# Problem to work on:
Filter the listing and keep only the lines with the word "Hospitalizado".

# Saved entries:
+ + + + +

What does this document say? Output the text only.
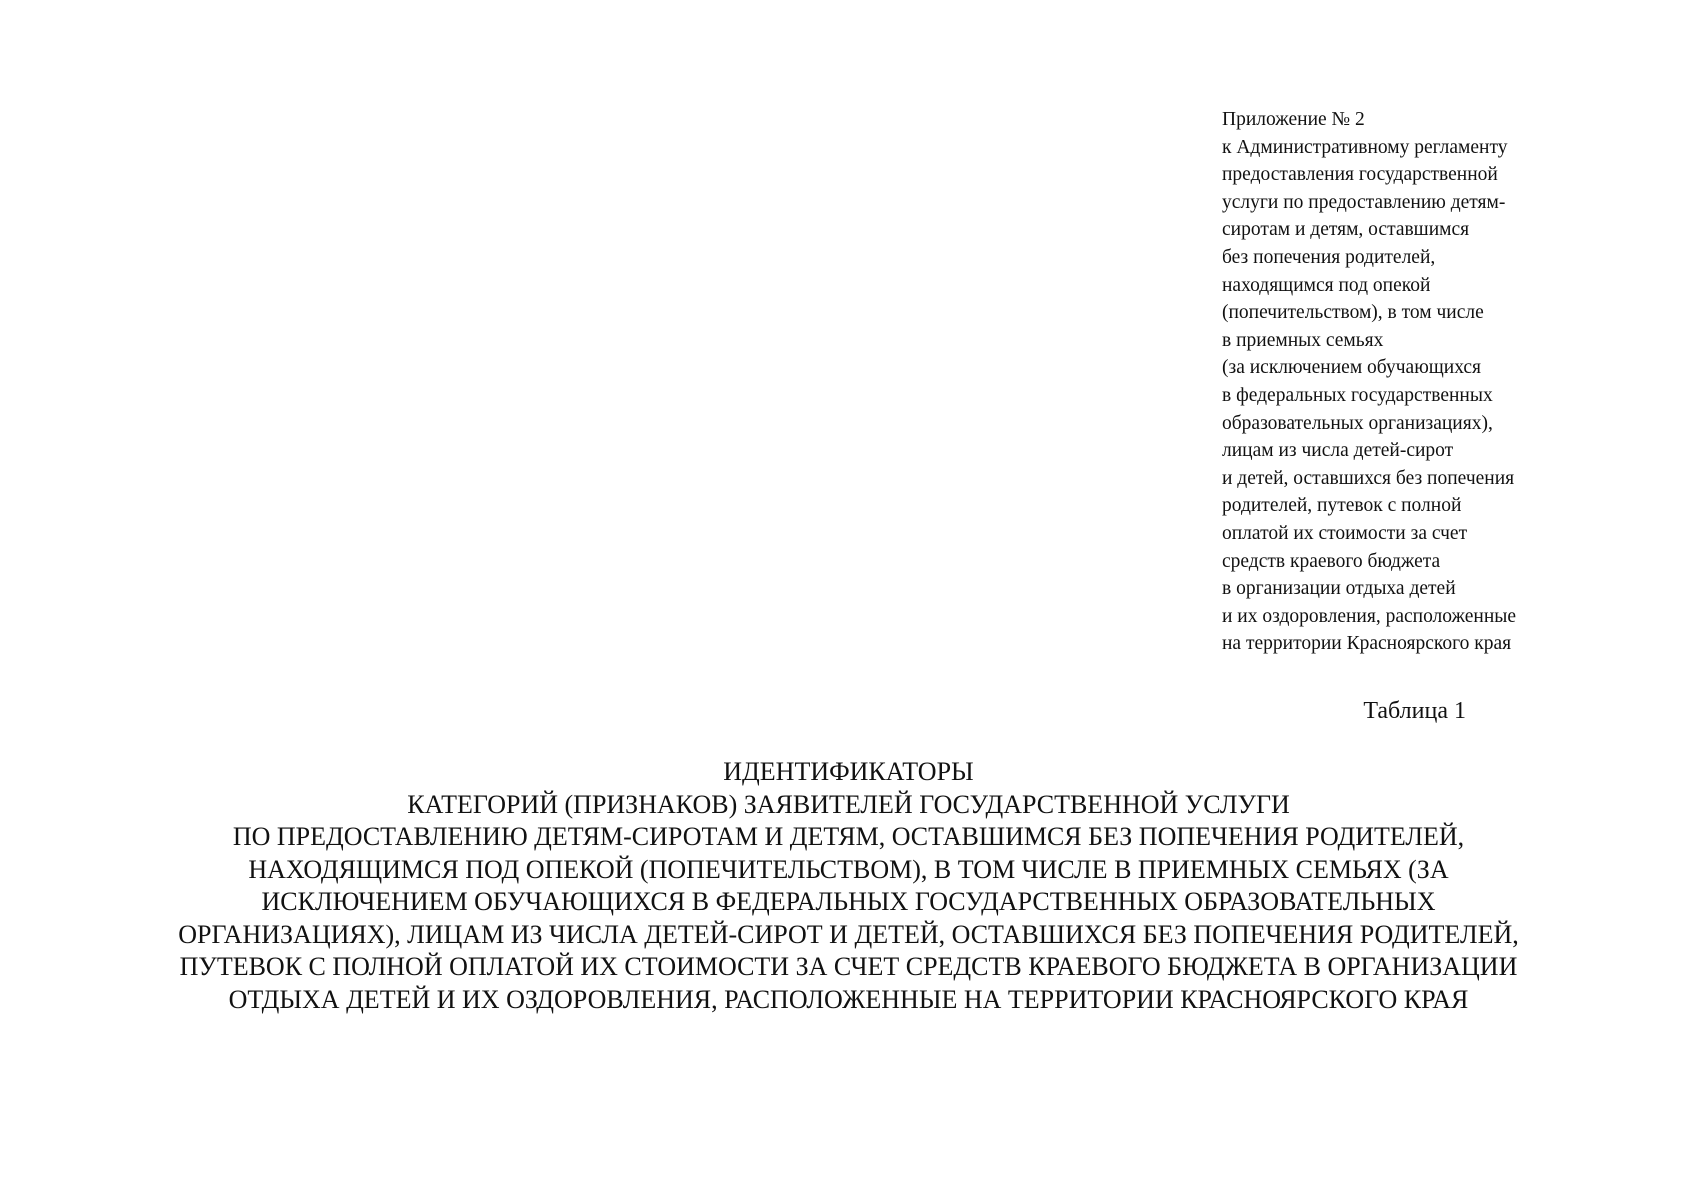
Приложение № 2
к Административному регламенту
предоставления государственной
услуги по предоставлению детям-
сиротам и детям, оставшимся
без попечения родителей,
находящимся под опекой
(попечительством), в том числе
в приемных семьях
(за исключением обучающихся
в федеральных государственных
образовательных организациях),
лицам из числа детей-сирот
и детей, оставшихся без попечения
родителей, путевок с полной
оплатой их стоимости за счет
средств краевого бюджета
в организации отдыха детей
и их оздоровления, расположенные
на территории Красноярского края
Таблица 1
ИДЕНТИФИКАТОРЫ
КАТЕГОРИЙ (ПРИЗНАКОВ) ЗАЯВИТЕЛЕЙ ГОСУДАРСТВЕННОЙ УСЛУГИ
ПО ПРЕДОСТАВЛЕНИЮ ДЕТЯМ-СИРОТАМ И ДЕТЯМ, ОСТАВШИМСЯ БЕЗ ПОПЕЧЕНИЯ РОДИТЕЛЕЙ,
НАХОДЯЩИМСЯ ПОД ОПЕКОЙ (ПОПЕЧИТЕЛЬСТВОМ), В ТОМ ЧИСЛЕ В ПРИЕМНЫХ СЕМЬЯХ (ЗА
ИСКЛЮЧЕНИЕМ ОБУЧАЮЩИХСЯ В ФЕДЕРАЛЬНЫХ ГОСУДАРСТВЕННЫХ ОБРАЗОВАТЕЛЬНЫХ
ОРГАНИЗАЦИЯХ), ЛИЦАМ ИЗ ЧИСЛА ДЕТЕЙ-СИРОТ И ДЕТЕЙ, ОСТАВШИХСЯ БЕЗ ПОПЕЧЕНИЯ РОДИТЕЛЕЙ,
ПУТЕВОК С ПОЛНОЙ ОПЛАТОЙ ИХ СТОИМОСТИ ЗА СЧЕТ СРЕДСТВ КРАЕВОГО БЮДЖЕТА В ОРГАНИЗАЦИИ
ОТДЫХА ДЕТЕЙ И ИХ ОЗДОРОВЛЕНИЯ, РАСПОЛОЖЕННЫЕ НА ТЕРРИТОРИИ КРАСНОЯРСКОГО КРАЯ
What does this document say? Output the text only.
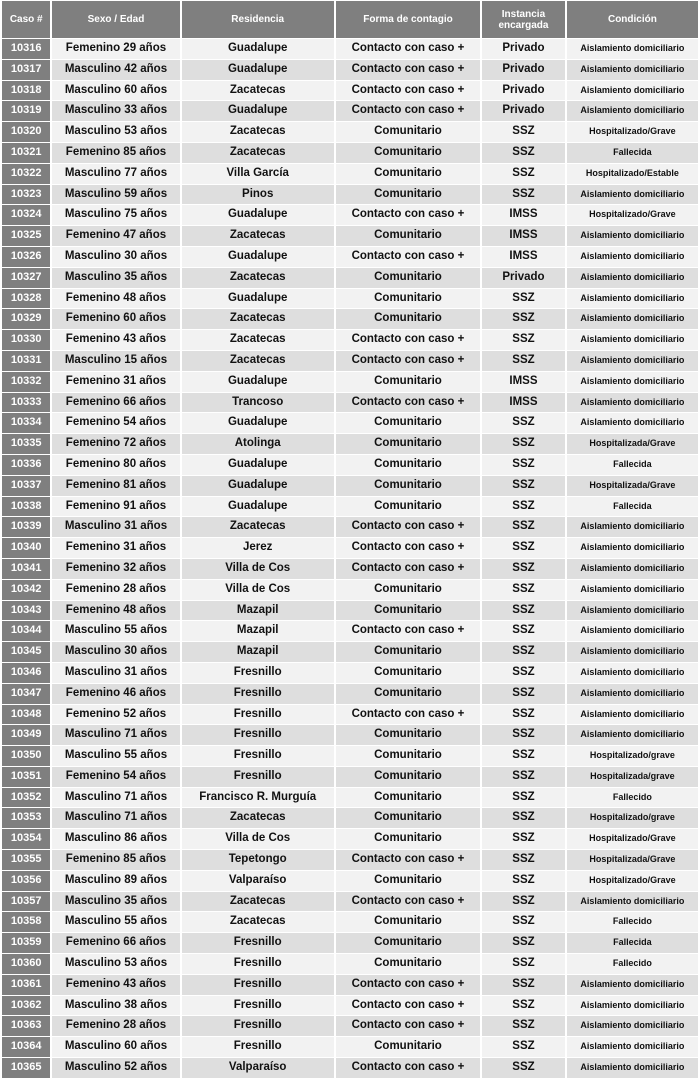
Caso #	Sexo / Edad	Residencia	Forma de contagio	Instancia encargada	Condición
10316	Femenino 29 años	Guadalupe	Contacto con caso +	Privado	Aislamiento domiciliario
10317	Masculino 42 años	Guadalupe	Contacto con caso +	Privado	Aislamiento domiciliario
10318	Masculino 60 años	Zacatecas	Contacto con caso +	Privado	Aislamiento domiciliario
10319	Masculino 33 años	Guadalupe	Contacto con caso +	Privado	Aislamiento domiciliario
10320	Masculino 53 años	Zacatecas	Comunitario	SSZ	Hospitalizado/Grave
10321	Femenino 85 años	Zacatecas	Comunitario	SSZ	Fallecida
10322	Masculino 77 años	Villa García	Comunitario	SSZ	Hospitalizado/Estable
10323	Masculino 59 años	Pinos	Comunitario	SSZ	Aislamiento domiciliario
10324	Masculino 75 años	Guadalupe	Contacto con caso +	IMSS	Hospitalizado/Grave
10325	Femenino 47 años	Zacatecas	Comunitario	IMSS	Aislamiento domiciliario
10326	Masculino 30 años	Guadalupe	Contacto con caso +	IMSS	Aislamiento domiciliario
10327	Masculino 35 años	Zacatecas	Comunitario	Privado	Aislamiento domiciliario
10328	Femenino 48 años	Guadalupe	Comunitario	SSZ	Aislamiento domiciliario
10329	Femenino 60 años	Zacatecas	Comunitario	SSZ	Aislamiento domiciliario
10330	Femenino 43 años	Zacatecas	Contacto con caso +	SSZ	Aislamiento domiciliario
10331	Masculino 15 años	Zacatecas	Contacto con caso +	SSZ	Aislamiento domiciliario
10332	Femenino 31 años	Guadalupe	Comunitario	IMSS	Aislamiento domiciliario
10333	Femenino 66 años	Trancoso	Contacto con caso +	IMSS	Aislamiento domiciliario
10334	Femenino 54 años	Guadalupe	Comunitario	SSZ	Aislamiento domiciliario
10335	Femenino 72 años	Atolinga	Comunitario	SSZ	Hospitalizada/Grave
10336	Femenino 80 años	Guadalupe	Comunitario	SSZ	Fallecida
10337	Femenino 81 años	Guadalupe	Comunitario	SSZ	Hospitalizada/Grave
10338	Femenino 91 años	Guadalupe	Comunitario	SSZ	Fallecida
10339	Masculino 31 años	Zacatecas	Contacto con caso +	SSZ	Aislamiento domiciliario
10340	Femenino 31 años	Jerez	Contacto con caso +	SSZ	Aislamiento domiciliario
10341	Femenino 32 años	Villa de Cos	Contacto con caso +	SSZ	Aislamiento domiciliario
10342	Femenino 28 años	Villa de Cos	Comunitario	SSZ	Aislamiento domiciliario
10343	Femenino 48 años	Mazapil	Comunitario	SSZ	Aislamiento domiciliario
10344	Masculino 55 años	Mazapil	Contacto con caso +	SSZ	Aislamiento domiciliario
10345	Masculino 30 años	Mazapil	Comunitario	SSZ	Aislamiento domiciliario
10346	Masculino 31 años	Fresnillo	Comunitario	SSZ	Aislamiento domiciliario
10347	Femenino 46 años	Fresnillo	Comunitario	SSZ	Aislamiento domiciliario
10348	Femenino 52 años	Fresnillo	Contacto con caso +	SSZ	Aislamiento domiciliario
10349	Masculino 71 años	Fresnillo	Comunitario	SSZ	Aislamiento domiciliario
10350	Masculino 55 años	Fresnillo	Comunitario	SSZ	Hospitalizado/grave
10351	Femenino 54 años	Fresnillo	Comunitario	SSZ	Hospitalizada/grave
10352	Masculino 71 años	Francisco R. Murguía	Comunitario	SSZ	Fallecido
10353	Masculino 71 años	Zacatecas	Comunitario	SSZ	Hospitalizado/grave
10354	Masculino 86 años	Villa de Cos	Comunitario	SSZ	Hospitalizado/Grave
10355	Femenino 85 años	Tepetongo	Contacto con caso +	SSZ	Hospitalizada/Grave
10356	Masculino 89 años	Valparaíso	Comunitario	SSZ	Hospitalizado/Grave
10357	Masculino 35 años	Zacatecas	Contacto con caso +	SSZ	Aislamiento domiciliario
10358	Masculino 55 años	Zacatecas	Comunitario	SSZ	Fallecido
10359	Femenino 66 años	Fresnillo	Comunitario	SSZ	Fallecida
10360	Masculino 53 años	Fresnillo	Comunitario	SSZ	Fallecido
10361	Femenino 43 años	Fresnillo	Contacto con caso +	SSZ	Aislamiento domiciliario
10362	Masculino 38 años	Fresnillo	Contacto con caso +	SSZ	Aislamiento domiciliario
10363	Femenino 28 años	Fresnillo	Contacto con caso +	SSZ	Aislamiento domiciliario
10364	Masculino 60 años	Fresnillo	Comunitario	SSZ	Aislamiento domiciliario
10365	Masculino 52 años	Valparaíso	Contacto con caso +	SSZ	Aislamiento domiciliario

+ + + + +

# Exercise response:
10320	Masculino 53 años	Zacatecas	Comunitario	SSZ	Hospitalizado/Grave
10322	Masculino 77 años	Villa García	Comunitario	SSZ	Hospitalizado/Estable
10324	Masculino 75 años	Guadalupe	Contacto con caso +	IMSS	Hospitalizado/Grave
10350	Masculino 55 años	Fresnillo	Comunitario	SSZ	Hospitalizado/grave
10353	Masculino 71 años	Zacatecas	Comunitario	SSZ	Hospitalizado/grave
10354	Masculino 86 años	Villa de Cos	Comunitario	SSZ	Hospitalizado/Grave
10356	Masculino 89 años	Valparaíso	Comunitario	SSZ	Hospitalizado/Grave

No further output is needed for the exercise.